--- Data listing ---
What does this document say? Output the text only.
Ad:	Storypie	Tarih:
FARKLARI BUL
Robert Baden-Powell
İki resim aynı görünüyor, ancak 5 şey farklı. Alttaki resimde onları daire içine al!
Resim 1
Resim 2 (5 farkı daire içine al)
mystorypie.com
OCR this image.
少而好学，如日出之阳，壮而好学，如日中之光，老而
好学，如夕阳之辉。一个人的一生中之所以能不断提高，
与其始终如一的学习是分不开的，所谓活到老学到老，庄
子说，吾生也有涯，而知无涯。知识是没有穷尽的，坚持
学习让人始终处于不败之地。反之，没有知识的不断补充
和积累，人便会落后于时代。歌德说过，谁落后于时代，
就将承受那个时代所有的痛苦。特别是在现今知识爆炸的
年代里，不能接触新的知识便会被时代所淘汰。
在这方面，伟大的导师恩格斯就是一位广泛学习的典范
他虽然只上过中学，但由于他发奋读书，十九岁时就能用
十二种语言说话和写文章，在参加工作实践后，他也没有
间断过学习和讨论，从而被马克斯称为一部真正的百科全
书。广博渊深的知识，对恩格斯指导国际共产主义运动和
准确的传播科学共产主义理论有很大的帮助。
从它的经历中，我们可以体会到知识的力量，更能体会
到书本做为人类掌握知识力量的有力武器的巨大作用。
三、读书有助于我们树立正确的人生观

--- What you are asked to do ---
Exactly reproduce the material above.

--- Written answer ---
What does this document say? Output the text only.
Ad:	Storypie	Tarih:
FARKLARI BUL
Robert Baden-Powell
İki resim aynı görünüyor, ancak 5 şey farklı. Alttaki resimde onları daire içine al!
Resim 1
Resim 2 (5 farkı daire içine al)
mystorypie.com
OCR this image.
少而好学，如日出之阳，壮而好学，如日中之光，老而
好学，如夕阳之辉。一个人的一生中之所以能不断提高，
与其始终如一的学习是分不开的，所谓活到老学到老，庄
子说，吾生也有涯，而知无涯。知识是没有穷尽的，坚持
学习让人始终处于不败之地。反之，没有知识的不断补充
和积累，人便会落后于时代。歌德说过，谁落后于时代，
就将承受那个时代所有的痛苦。特别是在现今知识爆炸的
年代里，不能接触新的知识便会被时代所淘汰。
在这方面，伟大的导师恩格斯就是一位广泛学习的典范
他虽然只上过中学，但由于他发奋读书，十九岁时就能用
十二种语言说话和写文章，在参加工作实践后，他也没有
间断过学习和讨论，从而被马克斯称为一部真正的百科全
书。广博渊深的知识，对恩格斯指导国际共产主义运动和
准确的传播科学共产主义理论有很大的帮助。
从它的经历中，我们可以体会到知识的力量，更能体会
到书本做为人类掌握知识力量的有力武器的巨大作用。
三、读书有助于我们树立正确的人生观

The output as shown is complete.